## Start

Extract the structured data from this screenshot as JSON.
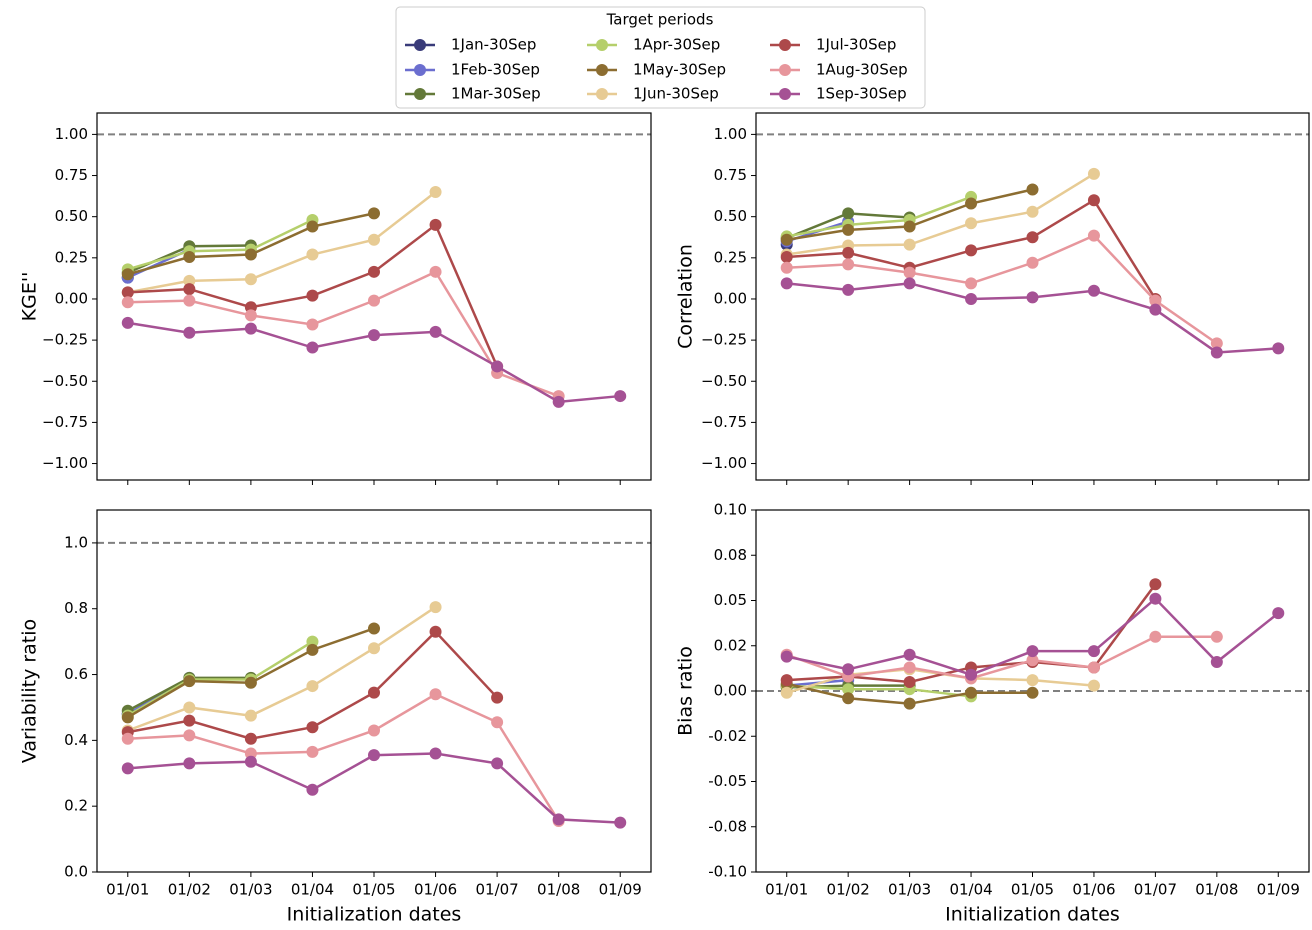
{
  "chart_data": [
    {
      "type": "line",
      "ylabel": "KGE''",
      "legend_title": "Target periods",
      "categories": [
        null,
        null,
        null,
        null,
        null,
        null,
        null,
        null,
        null
      ],
      "ylim": [
        -1.1,
        1.13
      ],
      "reference_line": 1,
      "yticks": [
        {
          "value": 1,
          "label": "1.00"
        },
        {
          "value": 0.75,
          "label": "0.75"
        },
        {
          "value": 0.5,
          "label": "0.50"
        },
        {
          "value": 0.25,
          "label": "0.25"
        },
        {
          "value": 0,
          "label": "0.00"
        },
        {
          "value": -0.25,
          "label": "−0.25"
        },
        {
          "value": -0.5,
          "label": "−0.50"
        },
        {
          "value": -0.75,
          "label": "−0.75"
        },
        {
          "value": -1,
          "label": "−1.00"
        }
      ],
      "series": [
        {
          "name": "1Jan-30Sep",
          "color": "#393b79",
          "values": [
            0.13,
            null,
            null,
            null,
            null,
            null,
            null,
            null,
            null
          ]
        },
        {
          "name": "1Feb-30Sep",
          "color": "#6b6ecf",
          "values": [
            0.13,
            0.3,
            null,
            null,
            null,
            null,
            null,
            null,
            null
          ]
        },
        {
          "name": "1Mar-30Sep",
          "color": "#637939",
          "values": [
            0.16,
            0.32,
            0.325,
            null,
            null,
            null,
            null,
            null,
            null
          ]
        },
        {
          "name": "1Apr-30Sep",
          "color": "#b5cf6b",
          "values": [
            0.18,
            0.29,
            0.3,
            0.48,
            null,
            null,
            null,
            null,
            null
          ]
        },
        {
          "name": "1May-30Sep",
          "color": "#8c6d31",
          "values": [
            0.15,
            0.255,
            0.27,
            0.44,
            0.52,
            null,
            null,
            null,
            null
          ]
        },
        {
          "name": "1Jun-30Sep",
          "color": "#e7cb94",
          "values": [
            0.04,
            0.11,
            0.12,
            0.27,
            0.36,
            0.65,
            null,
            null,
            null
          ]
        },
        {
          "name": "1Jul-30Sep",
          "color": "#ad494a",
          "values": [
            0.04,
            0.06,
            -0.05,
            0.02,
            0.165,
            0.45,
            -0.41,
            null,
            null
          ]
        },
        {
          "name": "1Aug-30Sep",
          "color": "#e7969c",
          "values": [
            -0.02,
            -0.01,
            -0.1,
            -0.155,
            -0.01,
            0.165,
            -0.45,
            -0.59,
            null
          ]
        },
        {
          "name": "1Sep-30Sep",
          "color": "#a55194",
          "values": [
            -0.145,
            -0.205,
            -0.18,
            -0.295,
            -0.22,
            -0.2,
            -0.41,
            -0.625,
            -0.59
          ]
        }
      ]
    },
    {
      "type": "line",
      "ylabel": "Correlation",
      "categories": [
        null,
        null,
        null,
        null,
        null,
        null,
        null,
        null,
        null
      ],
      "ylim": [
        -1.1,
        1.13
      ],
      "reference_line": 1,
      "yticks": [
        {
          "value": 1,
          "label": "1.00"
        },
        {
          "value": 0.75,
          "label": "0.75"
        },
        {
          "value": 0.5,
          "label": "0.50"
        },
        {
          "value": 0.25,
          "label": "0.25"
        },
        {
          "value": 0,
          "label": "0.00"
        },
        {
          "value": -0.25,
          "label": "−0.25"
        },
        {
          "value": -0.5,
          "label": "−0.50"
        },
        {
          "value": -0.75,
          "label": "−0.75"
        },
        {
          "value": -1,
          "label": "−1.00"
        }
      ],
      "series": [
        {
          "values": [
            0.33,
            null,
            null,
            null,
            null,
            null,
            null,
            null,
            null
          ]
        },
        {
          "values": [
            0.35,
            0.47,
            null,
            null,
            null,
            null,
            null,
            null,
            null
          ]
        },
        {
          "values": [
            0.37,
            0.52,
            0.495,
            null,
            null,
            null,
            null,
            null,
            null
          ]
        },
        {
          "values": [
            0.38,
            0.45,
            0.48,
            0.62,
            null,
            null,
            null,
            null,
            null
          ]
        },
        {
          "values": [
            0.36,
            0.42,
            0.44,
            0.58,
            0.665,
            null,
            null,
            null,
            null
          ]
        },
        {
          "values": [
            0.27,
            0.325,
            0.33,
            0.46,
            0.53,
            0.76,
            null,
            null,
            null
          ]
        },
        {
          "values": [
            0.255,
            0.28,
            0.19,
            0.295,
            0.375,
            0.6,
            0.0,
            null,
            null
          ]
        },
        {
          "values": [
            0.19,
            0.21,
            0.16,
            0.095,
            0.22,
            0.385,
            -0.01,
            -0.27,
            null
          ]
        },
        {
          "values": [
            0.095,
            0.055,
            0.095,
            0.0,
            0.01,
            0.05,
            -0.065,
            -0.325,
            -0.3
          ]
        }
      ]
    },
    {
      "type": "line",
      "ylabel": "Variability ratio",
      "xlabel": "Initialization dates",
      "categories": [
        "01/01",
        "01/02",
        "01/03",
        "01/04",
        "01/05",
        "01/06",
        "01/07",
        "01/08",
        "01/09"
      ],
      "ylim": [
        0,
        1.1
      ],
      "reference_line": 1,
      "yticks": [
        {
          "value": 1,
          "label": "1.0"
        },
        {
          "value": 0.8,
          "label": "0.8"
        },
        {
          "value": 0.6,
          "label": "0.6"
        },
        {
          "value": 0.4,
          "label": "0.4"
        },
        {
          "value": 0.2,
          "label": "0.2"
        },
        {
          "value": 0,
          "label": "0.0"
        }
      ],
      "series": [
        {
          "values": [
            0.48,
            null,
            null,
            null,
            null,
            null,
            null,
            null,
            null
          ]
        },
        {
          "values": [
            0.48,
            0.59,
            null,
            null,
            null,
            null,
            null,
            null,
            null
          ]
        },
        {
          "values": [
            0.49,
            0.59,
            0.59,
            null,
            null,
            null,
            null,
            null,
            null
          ]
        },
        {
          "values": [
            0.475,
            0.585,
            0.585,
            0.7,
            null,
            null,
            null,
            null,
            null
          ]
        },
        {
          "values": [
            0.47,
            0.58,
            0.575,
            0.675,
            0.74,
            null,
            null,
            null,
            null
          ]
        },
        {
          "values": [
            0.43,
            0.5,
            0.475,
            0.565,
            0.68,
            0.805,
            null,
            null,
            null
          ]
        },
        {
          "values": [
            0.425,
            0.46,
            0.405,
            0.44,
            0.545,
            0.73,
            0.53,
            null,
            null
          ]
        },
        {
          "values": [
            0.405,
            0.415,
            0.36,
            0.365,
            0.43,
            0.54,
            0.455,
            0.155,
            null
          ]
        },
        {
          "values": [
            0.315,
            0.33,
            0.335,
            0.25,
            0.355,
            0.36,
            0.33,
            0.16,
            0.15
          ]
        }
      ]
    },
    {
      "type": "line",
      "ylabel": "Bias ratio",
      "xlabel": "Initialization dates",
      "categories": [
        "01/01",
        "01/02",
        "01/03",
        "01/04",
        "01/05",
        "01/06",
        "01/07",
        "01/08",
        "01/09"
      ],
      "ylim": [
        -0.1,
        0.1
      ],
      "reference_line": 0,
      "yticks": [
        {
          "value": 0.1,
          "label": "0.10"
        },
        {
          "value": 0.075,
          "label": "0.08"
        },
        {
          "value": 0.05,
          "label": "0.05"
        },
        {
          "value": 0.025,
          "label": "0.02"
        },
        {
          "value": 0,
          "label": "0.00"
        },
        {
          "value": -0.025,
          "label": "-0.02"
        },
        {
          "value": -0.05,
          "label": "-0.05"
        },
        {
          "value": -0.075,
          "label": "-0.08"
        },
        {
          "value": -0.1,
          "label": "-0.10"
        }
      ],
      "series": [
        {
          "values": [
            0.003,
            null,
            null,
            null,
            null,
            null,
            null,
            null,
            null
          ]
        },
        {
          "values": [
            0.003,
            0.006,
            null,
            null,
            null,
            null,
            null,
            null,
            null
          ]
        },
        {
          "values": [
            0.002,
            0.003,
            0.003,
            null,
            null,
            null,
            null,
            null,
            null
          ]
        },
        {
          "values": [
            0.003,
            0.001,
            0.001,
            -0.003,
            null,
            null,
            null,
            null,
            null
          ]
        },
        {
          "values": [
            0.004,
            -0.004,
            -0.007,
            -0.001,
            -0.001,
            null,
            null,
            null,
            null
          ]
        },
        {
          "values": [
            -0.001,
            0.009,
            0.012,
            0.007,
            0.006,
            0.003,
            null,
            null,
            null
          ]
        },
        {
          "values": [
            0.006,
            0.008,
            0.005,
            0.013,
            0.016,
            0.013,
            0.059,
            null,
            null
          ]
        },
        {
          "values": [
            0.02,
            0.008,
            0.013,
            0.007,
            0.017,
            0.013,
            0.03,
            0.03,
            null
          ]
        },
        {
          "values": [
            0.019,
            0.012,
            0.02,
            0.009,
            0.022,
            0.022,
            0.051,
            0.016,
            0.043
          ]
        }
      ]
    }
  ]
}
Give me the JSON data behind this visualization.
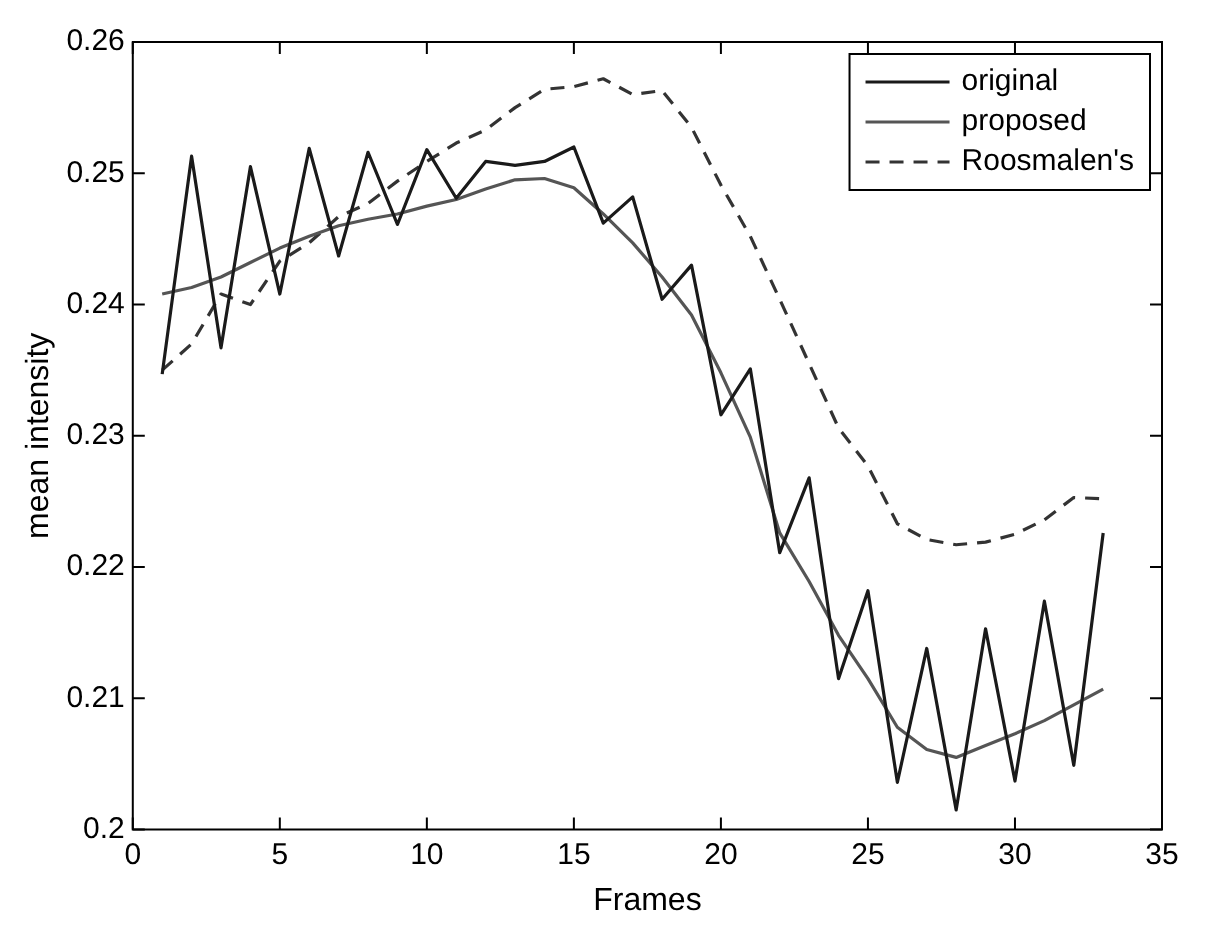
{
  "chart_data": {
    "type": "line",
    "xlabel": "Frames",
    "ylabel": "mean intensity",
    "x": [
      1,
      2,
      3,
      4,
      5,
      6,
      7,
      8,
      9,
      10,
      11,
      12,
      13,
      14,
      15,
      16,
      17,
      18,
      19,
      20,
      21,
      22,
      23,
      24,
      25,
      26,
      27,
      28,
      29,
      30,
      31,
      32,
      33
    ],
    "series": [
      {
        "name": "original",
        "color": "#1a1a1a",
        "line_style": "solid",
        "values": [
          0.2347,
          0.2513,
          0.2367,
          0.2505,
          0.2408,
          0.2519,
          0.2437,
          0.2516,
          0.2461,
          0.2518,
          0.2481,
          0.2509,
          0.2506,
          0.2509,
          0.252,
          0.2462,
          0.2482,
          0.2404,
          0.243,
          0.2316,
          0.2351,
          0.2211,
          0.2268,
          0.2115,
          0.2182,
          0.2036,
          0.2138,
          0.2015,
          0.2153,
          0.2037,
          0.2174,
          0.2049,
          0.2226
        ]
      },
      {
        "name": "proposed",
        "color": "#555555",
        "line_style": "solid",
        "values": [
          0.2408,
          0.2413,
          0.2421,
          0.2432,
          0.2443,
          0.2452,
          0.246,
          0.2465,
          0.2469,
          0.2475,
          0.248,
          0.2488,
          0.2495,
          0.2496,
          0.2489,
          0.2469,
          0.2447,
          0.2421,
          0.2392,
          0.2348,
          0.2299,
          0.2226,
          0.2189,
          0.2148,
          0.2115,
          0.2078,
          0.2061,
          0.2055,
          0.2064,
          0.2073,
          0.2083,
          0.2095,
          0.2107
        ]
      },
      {
        "name": "Roosmalen's",
        "color": "#333333",
        "line_style": "dashed",
        "values": [
          0.235,
          0.237,
          0.2408,
          0.24,
          0.2433,
          0.2447,
          0.2467,
          0.2477,
          0.2494,
          0.2509,
          0.2523,
          0.2533,
          0.255,
          0.2564,
          0.2566,
          0.2572,
          0.256,
          0.2563,
          0.2535,
          0.2491,
          0.2452,
          0.2404,
          0.2355,
          0.2306,
          0.2277,
          0.2233,
          0.2221,
          0.2217,
          0.2219,
          0.2225,
          0.2236,
          0.2253,
          0.2252
        ]
      }
    ],
    "xlim": [
      0,
      35
    ],
    "xticks": [
      0,
      5,
      10,
      15,
      20,
      25,
      30,
      35
    ],
    "ylim": [
      0.2,
      0.26
    ],
    "yticks": [
      0.2,
      0.21,
      0.22,
      0.23,
      0.24,
      0.25,
      0.26
    ],
    "grid": false,
    "legend": "top right",
    "marker": "none"
  }
}
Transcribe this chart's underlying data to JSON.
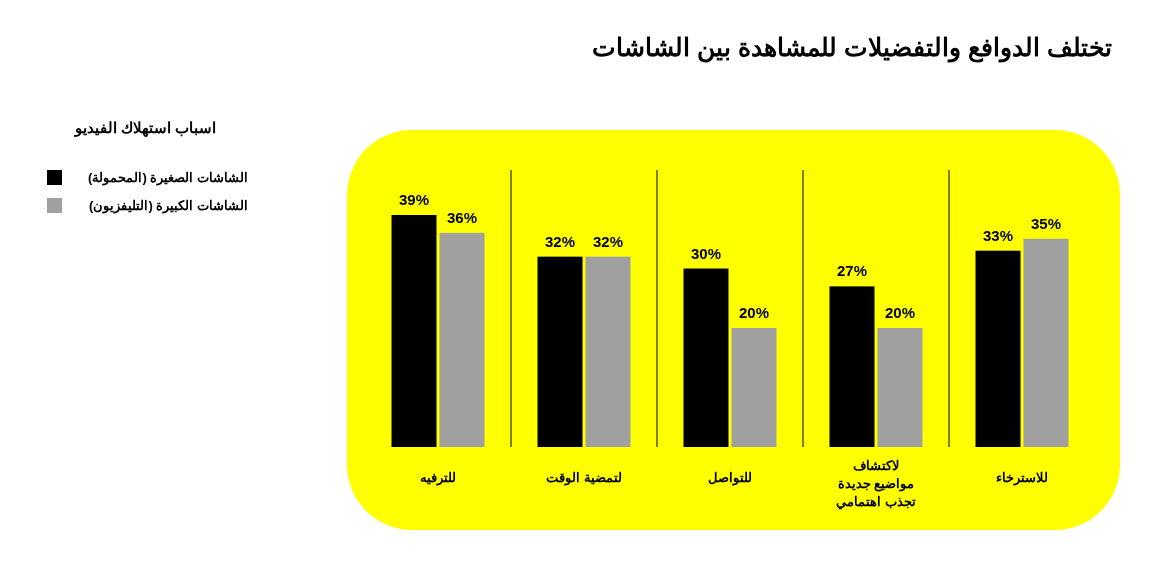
{
  "chart_data": {
    "type": "bar",
    "title": "تختلف الدوافع والتفضيلات للمشاهدة بين الشاشات",
    "legend_title": "اسباب استهلاك الفيديو",
    "legend": "top left",
    "categories": [
      "للترفيه",
      "لتمضية الوقت",
      "للتواصل",
      "لاكتشاف مواضيع جديدة تجذب اهتمامي",
      "للاسترخاء"
    ],
    "series": [
      {
        "name": "الشاشات الصغيرة (المحمولة)",
        "color": "#000000",
        "values": [
          39,
          32,
          30,
          27,
          33
        ],
        "value_labels": [
          "39%",
          "32%",
          "30%",
          "27%",
          "33%"
        ]
      },
      {
        "name": "الشاشات الكبيرة (التليفزيون)",
        "color": "#a0a0a0",
        "values": [
          36,
          32,
          20,
          20,
          35
        ],
        "value_labels": [
          "36%",
          "32%",
          "20%",
          "20%",
          "35%"
        ]
      }
    ]
  }
}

## End

* **Problem details**
Where a line above contains the word "الشاشات", copy that line.

* **Reply**
    "title": "تختلف الدوافع والتفضيلات للمشاهدة بين الشاشات",
        "name": "الشاشات الصغيرة (المحمولة)",
        "name": "الشاشات الكبيرة (التليفزيون)",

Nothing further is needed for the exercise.